**WHAT IS REQUIRED**
Write out the records word for word, with no pictures.

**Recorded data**

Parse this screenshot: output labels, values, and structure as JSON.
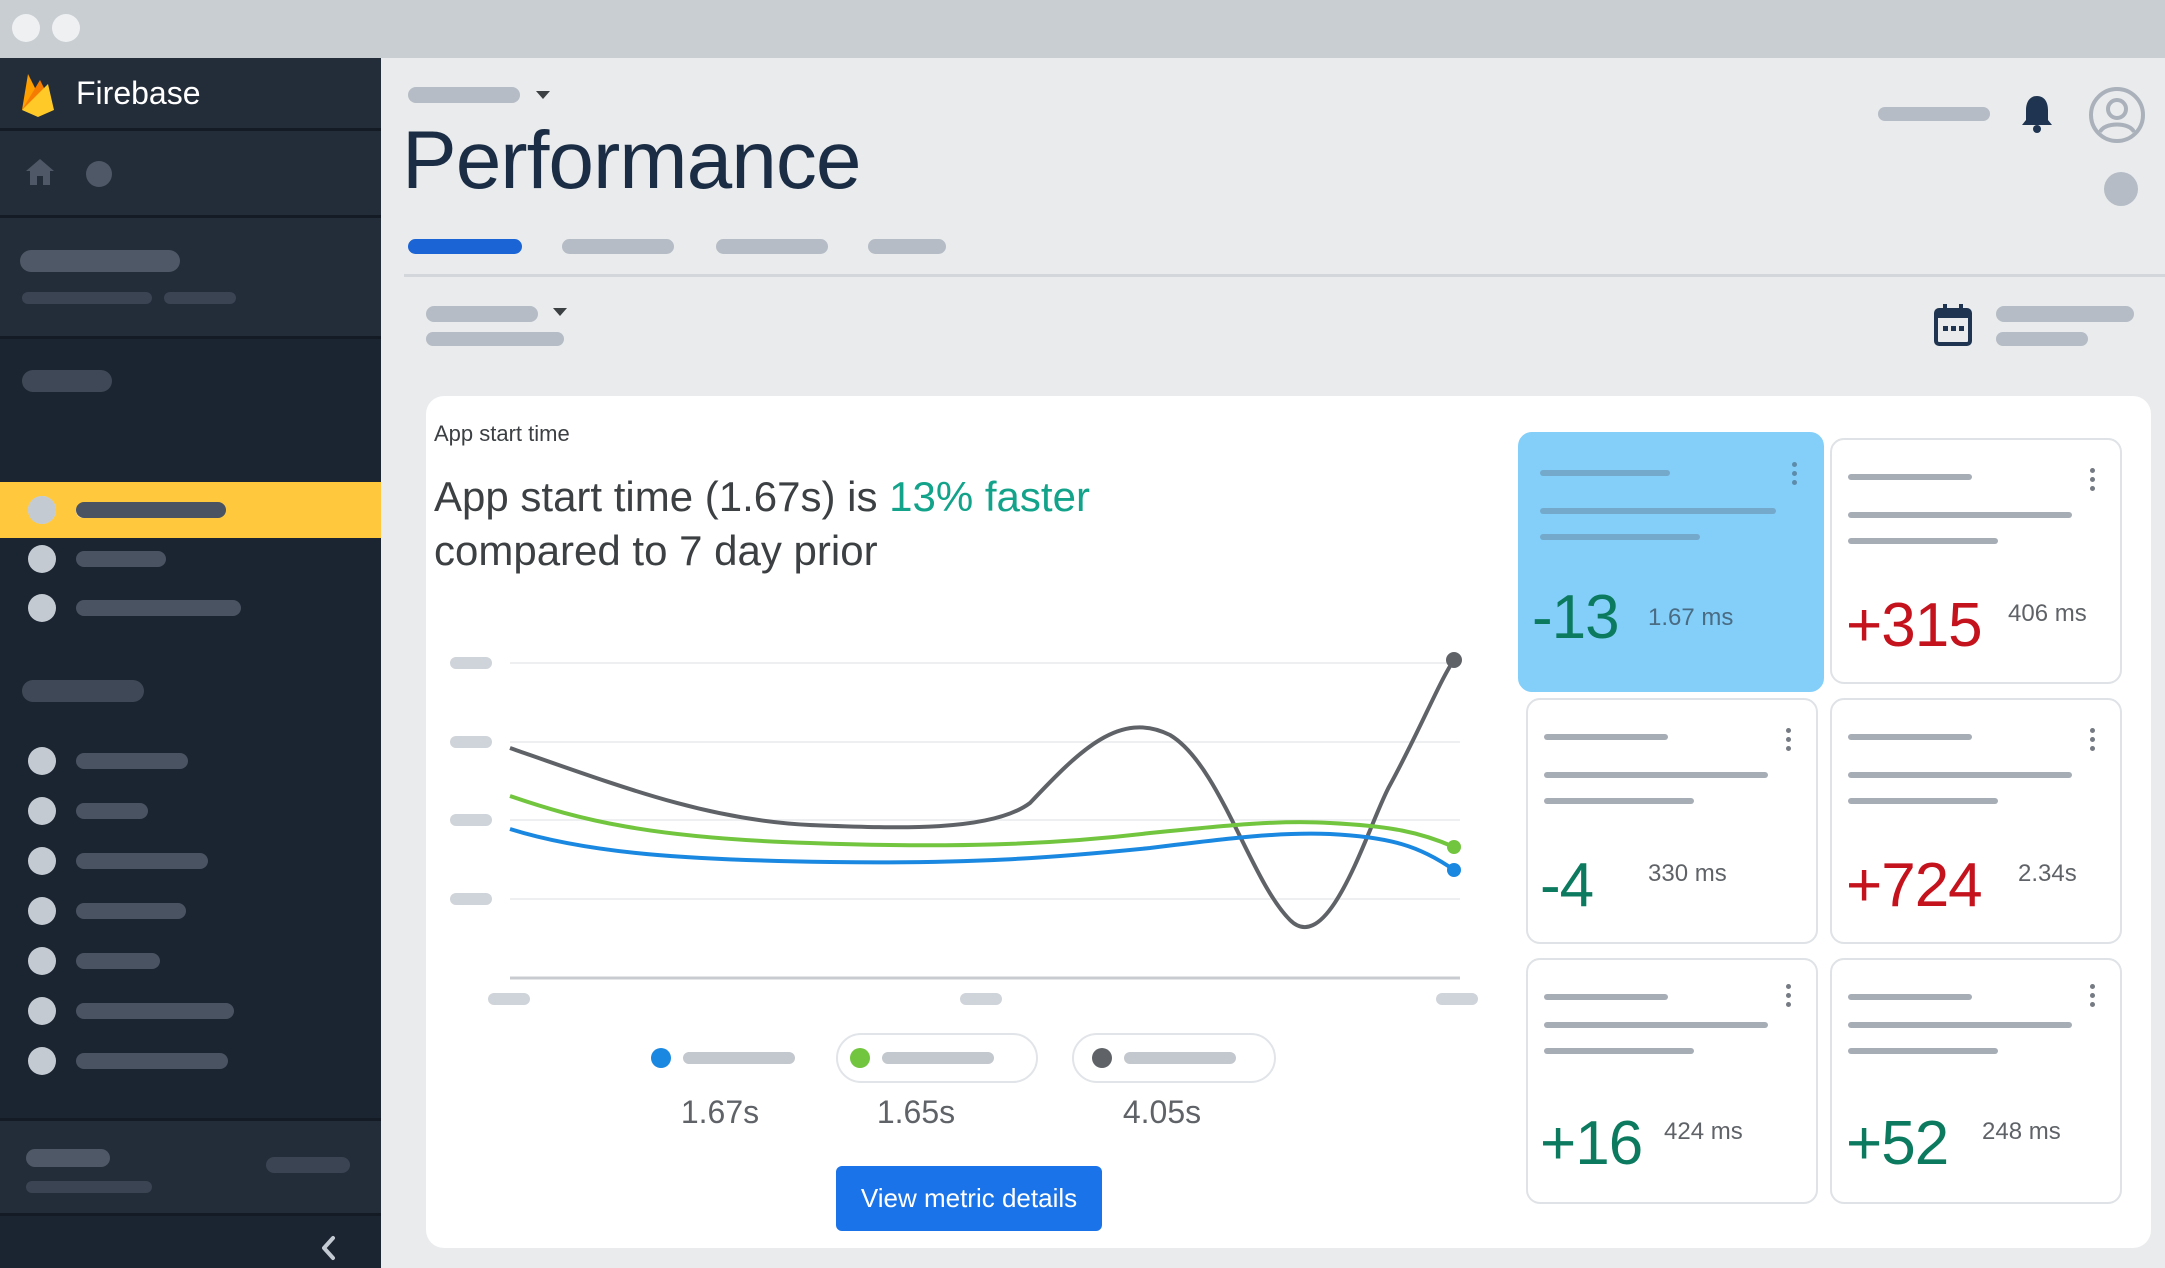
{
  "app": {
    "name": "Firebase"
  },
  "page": {
    "title": "Performance"
  },
  "card": {
    "label": "App start time",
    "headline_pre": "App start time (1.67s) is ",
    "headline_highlight": "13% faster",
    "headline_post": "compared to 7 day prior",
    "legend": [
      {
        "value": "1.67s",
        "color": "#1a88e0"
      },
      {
        "value": "1.65s",
        "color": "#72c53e"
      },
      {
        "value": "4.05s",
        "color": "#5f6368"
      }
    ],
    "button_label": "View metric details"
  },
  "metrics": [
    {
      "value": "-13",
      "ms": "1.67 ms",
      "trend": "good",
      "highlighted": true
    },
    {
      "value": "+315",
      "ms": "406 ms",
      "trend": "bad"
    },
    {
      "value": "-4",
      "ms": "330 ms",
      "trend": "good"
    },
    {
      "value": "+724",
      "ms": "2.34s",
      "trend": "bad"
    },
    {
      "value": "+16",
      "ms": "424 ms",
      "trend": "good"
    },
    {
      "value": "+52",
      "ms": "248 ms",
      "trend": "good"
    }
  ],
  "icons": [
    "firebase-flame-icon",
    "home-icon",
    "bell-icon",
    "account-icon",
    "calendar-icon",
    "chevron-left-icon",
    "dropdown-arrow-icon",
    "kebab-menu-icon"
  ],
  "colors": {
    "accent": "#1a73e8",
    "sidebar": "#1b2431",
    "active_nav": "#ffc83d",
    "positive": "#0b7a5f",
    "negative": "#c5131e",
    "highlight_card": "#83cffa"
  }
}
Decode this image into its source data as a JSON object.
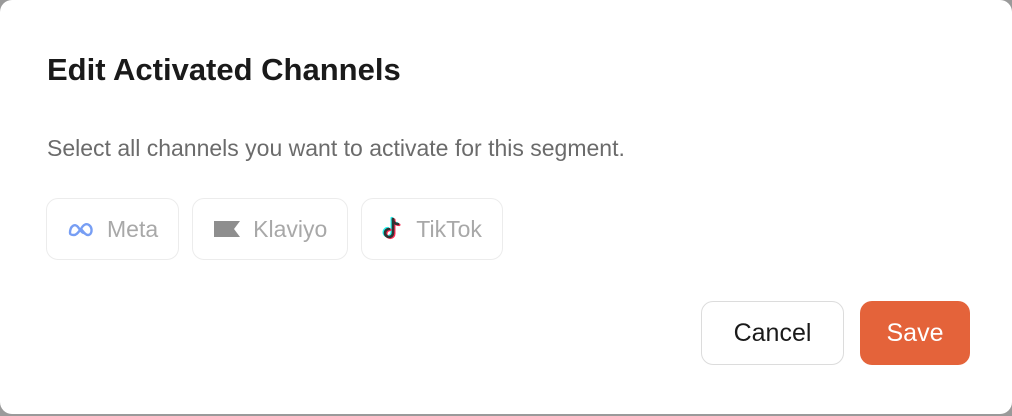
{
  "dialog": {
    "title": "Edit Activated Channels",
    "description": "Select all channels you want to activate for this segment."
  },
  "channels": [
    {
      "label": "Meta",
      "icon": "meta-icon",
      "selected": false
    },
    {
      "label": "Klaviyo",
      "icon": "klaviyo-icon",
      "selected": false
    },
    {
      "label": "TikTok",
      "icon": "tiktok-icon",
      "selected": false
    }
  ],
  "actions": {
    "cancel_label": "Cancel",
    "save_label": "Save"
  },
  "colors": {
    "accent": "#e4633a",
    "meta_blue": "#4a7ef0",
    "tiktok_cyan": "#25f4ee",
    "tiktok_red": "#fe2c55"
  }
}
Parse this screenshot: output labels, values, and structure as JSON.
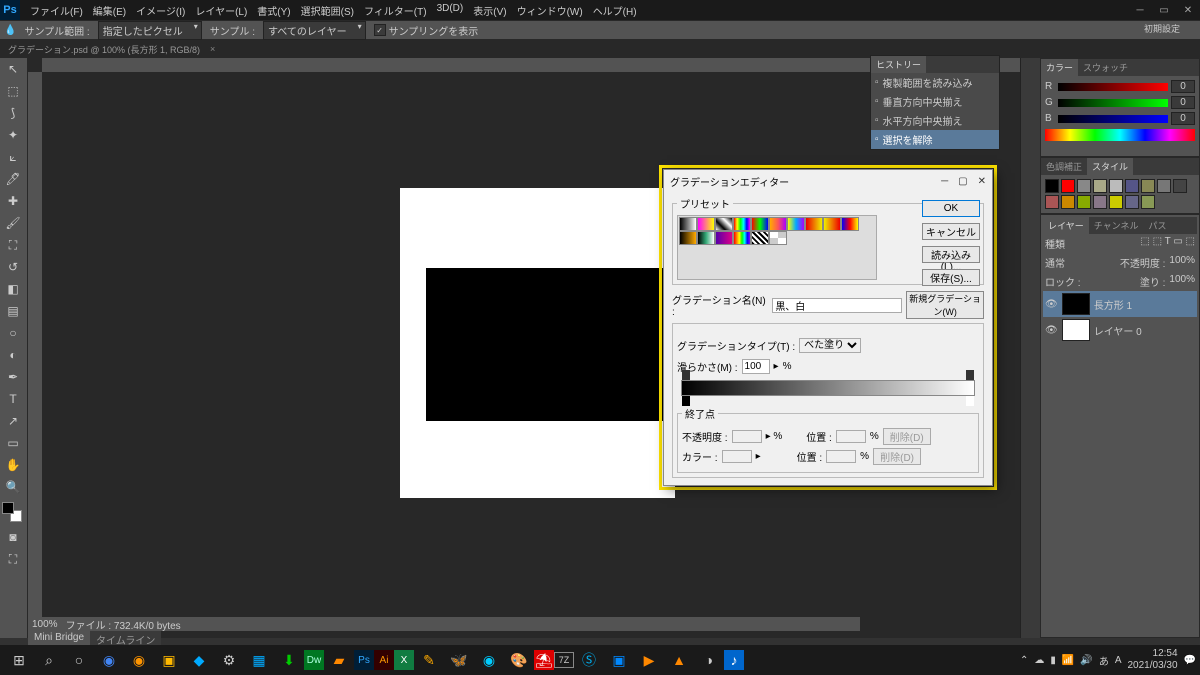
{
  "app": {
    "name": "Ps"
  },
  "menu": [
    "ファイル(F)",
    "編集(E)",
    "イメージ(I)",
    "レイヤー(L)",
    "書式(Y)",
    "選択範囲(S)",
    "フィルター(T)",
    "3D(D)",
    "表示(V)",
    "ウィンドウ(W)",
    "ヘルプ(H)"
  ],
  "options": {
    "sample_label": "サンプル範囲 :",
    "sample_value": "指定したピクセル",
    "sample2_label": "サンプル :",
    "sample2_value": "すべてのレイヤー",
    "show_sampling": "サンプリングを表示"
  },
  "workspace": "初期設定",
  "doc": {
    "tab": "グラデーション.psd @ 100% (長方形 1, RGB/8)"
  },
  "status": {
    "zoom": "100%",
    "info": "ファイル : 732.4K/0 bytes"
  },
  "bottom_tabs": [
    "Mini Bridge",
    "タイムライン"
  ],
  "history": {
    "title": "ヒストリー",
    "items": [
      "複製範囲を読み込み",
      "垂直方向中央揃え",
      "水平方向中央揃え",
      "選択を解除"
    ]
  },
  "color_panel": {
    "tabs": [
      "カラー",
      "スウォッチ"
    ],
    "r": "0",
    "g": "0",
    "b": "0"
  },
  "adjust_panel": {
    "tabs": [
      "色調補正",
      "スタイル"
    ]
  },
  "swatch_colors": [
    "#000",
    "#f00",
    "#888",
    "#aa8",
    "#bbb",
    "#558",
    "#885",
    "#777",
    "#444",
    "#a55",
    "#c80",
    "#8a0",
    "#878",
    "#cc0",
    "#668",
    "#895"
  ],
  "layers": {
    "tabs": [
      "レイヤー",
      "チャンネル",
      "パス"
    ],
    "kind": "種類",
    "mode": "通常",
    "opacity_label": "不透明度 :",
    "opacity": "100%",
    "lock_label": "ロック :",
    "fill_label": "塗り :",
    "fill": "100%",
    "items": [
      {
        "name": "長方形 1",
        "sel": true,
        "black": true
      },
      {
        "name": "レイヤー 0",
        "sel": false,
        "black": false
      }
    ]
  },
  "dialog": {
    "title": "グラデーションエディター",
    "presets_label": "プリセット",
    "ok": "OK",
    "cancel": "キャンセル",
    "load": "読み込み(L)...",
    "save": "保存(S)...",
    "name_label": "グラデーション名(N) :",
    "name_value": "黒、白",
    "new_btn": "新規グラデーション(W)",
    "type_label": "グラデーションタイプ(T) :",
    "type_value": "べた塗り",
    "smooth_label": "滑らかさ(M) :",
    "smooth_value": "100",
    "stops_label": "終了点",
    "opacity_label": "不透明度 :",
    "position_label": "位置 :",
    "color_label": "カラー :",
    "delete": "削除(D)",
    "percent": "%"
  },
  "presets": [
    "linear-gradient(to right,#000,#fff)",
    "linear-gradient(to right,#f0f,#ff0)",
    "linear-gradient(45deg,#fff,#000,#fff,#000)",
    "linear-gradient(to right,#f00,#ff0,#0f0,#0ff,#00f,#f0f)",
    "linear-gradient(to right,#f00,#0f0,#00f)",
    "linear-gradient(to right,#fa0,#f55,#a0f)",
    "linear-gradient(to right,#ff0,#0af,#a0f)",
    "linear-gradient(to right,#e00,#ee0)",
    "linear-gradient(to right,#ee0,#e00)",
    "linear-gradient(to right,#00f,#f00,#ff0)",
    "linear-gradient(to right,#000,#fa0)",
    "linear-gradient(to right,#000,#3a7,#fff)",
    "linear-gradient(to right,#50a,#d08)",
    "linear-gradient(to right,#f00,#ff8000,#ff0,#0f0,#0ff,#00f,#80f)",
    "repeating-linear-gradient(45deg,#000 0 2px,#fff 2px 4px)",
    "repeating-conic-gradient(#ccc 0 25%,#fff 0 50%)"
  ],
  "taskbar": {
    "time": "12:54",
    "date": "2021/03/30"
  }
}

**EXERCISE RESPONSE**
Parse this screenshot: output labels, values, and structure as JSON.
{
  "app": {
    "name": "Firebase"
  },
  "page": {
    "title": "Performance"
  },
  "card": {
    "label": "App start time",
    "headline_pre": "App start time (1.67s) is ",
    "headline_highlight": "13% faster",
    "headline_post": "compared to 7 day prior",
    "legend": [
      {
        "value": "1.67s",
        "color": "#1a88e0"
      },
      {
        "value": "1.65s",
        "color": "#72c53e"
      },
      {
        "value": "4.05s",
        "color": "#5f6368"
      }
    ],
    "button_label": "View metric details"
  },
  "metrics": [
    {
      "value": "-13",
      "ms": "1.67 ms",
      "trend": "good",
      "highlighted": true
    },
    {
      "value": "+315",
      "ms": "406 ms",
      "trend": "bad"
    },
    {
      "value": "-4",
      "ms": "330 ms",
      "trend": "good"
    },
    {
      "value": "+724",
      "ms": "2.34s",
      "trend": "bad"
    },
    {
      "value": "+16",
      "ms": "424 ms",
      "trend": "good"
    },
    {
      "value": "+52",
      "ms": "248 ms",
      "trend": "good"
    }
  ],
  "icons": [
    "firebase-flame-icon",
    "home-icon",
    "bell-icon",
    "account-icon",
    "calendar-icon",
    "chevron-left-icon",
    "dropdown-arrow-icon",
    "kebab-menu-icon"
  ],
  "colors": {
    "accent": "#1a73e8",
    "sidebar": "#1b2431",
    "active_nav": "#ffc83d",
    "positive": "#0b7a5f",
    "negative": "#c5131e",
    "highlight_card": "#83cffa"
  }
}
Decode this image into its source data as a JSON object.
{
  "dialog": {
    "title": "Edit Activated Channels",
    "description": "Select all channels you want to activate for this segment."
  },
  "channels": [
    {
      "label": "Meta",
      "icon": "meta-icon",
      "selected": false
    },
    {
      "label": "Klaviyo",
      "icon": "klaviyo-icon",
      "selected": false
    },
    {
      "label": "TikTok",
      "icon": "tiktok-icon",
      "selected": false
    }
  ],
  "actions": {
    "cancel_label": "Cancel",
    "save_label": "Save"
  },
  "colors": {
    "accent": "#e4633a",
    "meta_blue": "#4a7ef0",
    "tiktok_cyan": "#25f4ee",
    "tiktok_red": "#fe2c55"
  }
}
Parse this screenshot: output labels, values, and structure as JSON.
{
  "app": {
    "name": "Ps"
  },
  "menu": [
    "ファイル(F)",
    "編集(E)",
    "イメージ(I)",
    "レイヤー(L)",
    "書式(Y)",
    "選択範囲(S)",
    "フィルター(T)",
    "3D(D)",
    "表示(V)",
    "ウィンドウ(W)",
    "ヘルプ(H)"
  ],
  "options": {
    "sample_label": "サンプル範囲 :",
    "sample_value": "指定したピクセル",
    "sample2_label": "サンプル :",
    "sample2_value": "すべてのレイヤー",
    "show_sampling": "サンプリングを表示"
  },
  "workspace": "初期設定",
  "doc": {
    "tab": "グラデーション.psd @ 100% (長方形 1, RGB/8)"
  },
  "status": {
    "zoom": "100%",
    "info": "ファイル : 732.4K/0 bytes"
  },
  "bottom_tabs": [
    "Mini Bridge",
    "タイムライン"
  ],
  "history": {
    "title": "ヒストリー",
    "items": [
      "複製範囲を読み込み",
      "垂直方向中央揃え",
      "水平方向中央揃え",
      "選択を解除"
    ]
  },
  "color_panel": {
    "tabs": [
      "カラー",
      "スウォッチ"
    ],
    "r": "0",
    "g": "0",
    "b": "0"
  },
  "adjust_panel": {
    "tabs": [
      "色調補正",
      "スタイル"
    ]
  },
  "swatch_colors": [
    "#000",
    "#f00",
    "#888",
    "#aa8",
    "#bbb",
    "#558",
    "#885",
    "#777",
    "#444",
    "#a55",
    "#c80",
    "#8a0",
    "#878",
    "#cc0",
    "#668",
    "#895"
  ],
  "layers": {
    "tabs": [
      "レイヤー",
      "チャンネル",
      "パス"
    ],
    "kind": "種類",
    "mode": "通常",
    "opacity_label": "不透明度 :",
    "opacity": "100%",
    "lock_label": "ロック :",
    "fill_label": "塗り :",
    "fill": "100%",
    "items": [
      {
        "name": "長方形 1",
        "sel": true,
        "black": true
      },
      {
        "name": "レイヤー 0",
        "sel": false,
        "black": false
      }
    ]
  },
  "dialog": {
    "title": "グラデーションエディター",
    "presets_label": "プリセット",
    "ok": "OK",
    "cancel": "キャンセル",
    "load": "読み込み(L)...",
    "save": "保存(S)...",
    "name_label": "グラデーション名(N) :",
    "name_value": "黒、白",
    "new_btn": "新規グラデーション(W)",
    "type_label": "グラデーションタイプ(T) :",
    "type_value": "べた塗り",
    "smooth_label": "滑らかさ(M) :",
    "smooth_value": "100",
    "stops_label": "終了点",
    "opacity_label": "不透明度 :",
    "position_label": "位置 :",
    "color_label": "カラー :",
    "delete": "削除(D)",
    "percent": "%"
  },
  "presets": [
    "linear-gradient(to right,#000,#fff)",
    "linear-gradient(to right,#f0f,#ff0)",
    "linear-gradient(45deg,#fff,#000,#fff,#000)",
    "linear-gradient(to right,#f00,#ff0,#0f0,#0ff,#00f,#f0f)",
    "linear-gradient(to right,#f00,#0f0,#00f)",
    "linear-gradient(to right,#fa0,#f55,#a0f)",
    "linear-gradient(to right,#ff0,#0af,#a0f)",
    "linear-gradient(to right,#e00,#ee0)",
    "linear-gradient(to right,#ee0,#e00)",
    "linear-gradient(to right,#00f,#f00,#ff0)",
    "linear-gradient(to right,#000,#fa0)",
    "linear-gradient(to right,#000,#3a7,#fff)",
    "linear-gradient(to right,#50a,#d08)",
    "linear-gradient(to right,#f00,#ff8000,#ff0,#0f0,#0ff,#00f,#80f)",
    "repeating-linear-gradient(45deg,#000 0 2px,#fff 2px 4px)",
    "repeating-conic-gradient(#ccc 0 25%,#fff 0 50%)"
  ],
  "taskbar": {
    "time": "12:54",
    "date": "2021/03/30"
  }
}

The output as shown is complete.